EXERCISE AIM => Write the data out again, character for character, with no images.

SOURCE DATA =>
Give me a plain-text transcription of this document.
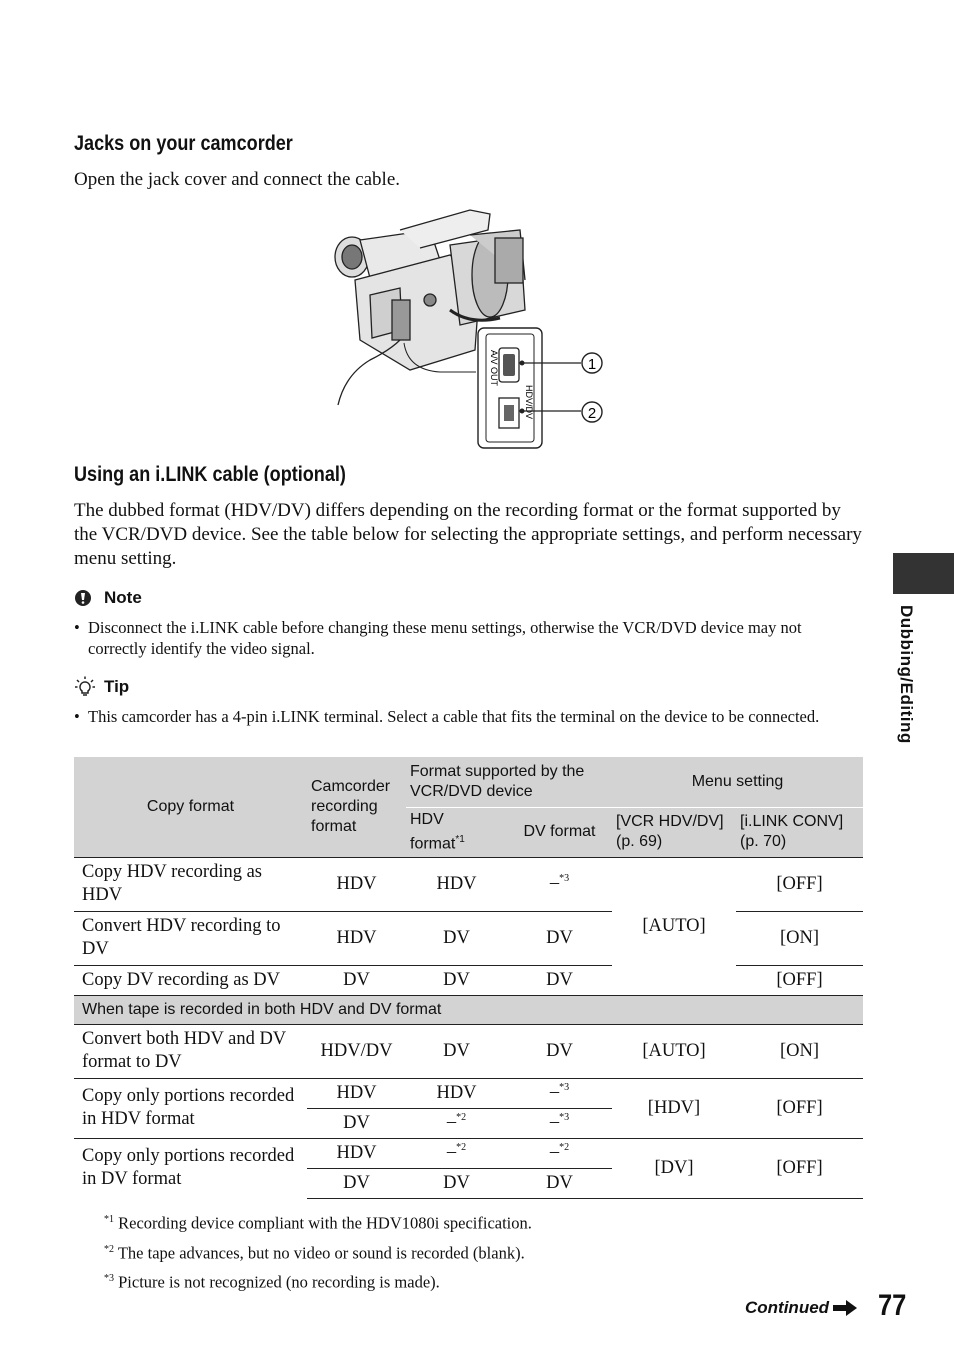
Jacks on your camcorder
Open the jack cover and connect the cable.
A/V OUT
HDV/DV
1
2
Using an i.LINK cable (optional)
The dubbed format (HDV/DV) differs depending on the recording format or the format supported by the VCR/DVD device. See the table below for selecting the appropriate settings, and perform necessary menu setting.
Note
• Disconnect the i.LINK cable before changing these menu settings, otherwise the VCR/DVD device may not correctly identify the video signal.
Tip
• This camcorder has a 4-pin i.LINK terminal. Select a cable that fits the terminal on the device to be connected.
Copy format	Camcorder recording format	Format supported by the VCR/DVD device		Menu setting	
		HDV format$^{*1}$	DV format	[VCR HDV/DV] (p. 69)	[i.LINK CONV] (p. 70)
Copy HDV recording as HDV	HDV	HDV	–$^{*3}$	[AUTO]	[OFF]
Convert HDV recording to DV	HDV	DV	DV		[ON]
Copy DV recording as DV	DV	DV	DV		[OFF]
When tape is recorded in both HDV and DV format					
Convert both HDV and DV format to DV	HDV/DV	DV	DV	[AUTO]	[ON]
Copy only portions recorded in HDV format	HDV	HDV	–$^{*3}$	[HDV]	[OFF]
	DV	–$^{*2}$	–$^{*3}$
Copy only portions recorded in DV format	HDV	–$^{*2}$	–$^{*2}$	[DV]	[OFF]
	DV	DV	DV		
$^{*1}$ Recording device compliant with the HDV1080i specification.
$^{*2}$ The tape advances, but no video or sound is recorded (blank).
$^{*3}$ Picture is not recognized (no recording is made).
Dubbing/Editing
Continued 77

RESULT FOR THIS EXERCISE =>
Give me a plain-text transcription of this document.
Jacks on your camcorder
Open the jack cover and connect the cable.
A/V OUT
HDV/DV
1
2
Using an i.LINK cable (optional)
The dubbed format (HDV/DV) differs depending on the recording format or the format supported by the VCR/DVD device. See the table below for selecting the appropriate settings, and perform necessary menu setting.
Note
• Disconnect the i.LINK cable before changing these menu settings, otherwise the VCR/DVD device may not correctly identify the video signal.
Tip
• This camcorder has a 4-pin i.LINK terminal. Select a cable that fits the terminal on the device to be connected.
Copy format	Camcorder recording format	Format supported by the VCR/DVD device		Menu setting	
		HDV format$^{*1}$	DV format	[VCR HDV/DV] (p. 69)	[i.LINK CONV] (p. 70)
Copy HDV recording as HDV	HDV	HDV	–$^{*3}$	[AUTO]	[OFF]
Convert HDV recording to DV	HDV	DV	DV		[ON]
Copy DV recording as DV	DV	DV	DV		[OFF]
When tape is recorded in both HDV and DV format					
Convert both HDV and DV format to DV	HDV/DV	DV	DV	[AUTO]	[ON]
Copy only portions recorded in HDV format	HDV	HDV	–$^{*3}$	[HDV]	[OFF]
	DV	–$^{*2}$	–$^{*3}$
Copy only portions recorded in DV format	HDV	–$^{*2}$	–$^{*2}$	[DV]	[OFF]
	DV	DV	DV		
$^{*1}$ Recording device compliant with the HDV1080i specification.
$^{*2}$ The tape advances, but no video or sound is recorded (blank).
$^{*3}$ Picture is not recognized (no recording is made).
Dubbing/Editing
Continued 77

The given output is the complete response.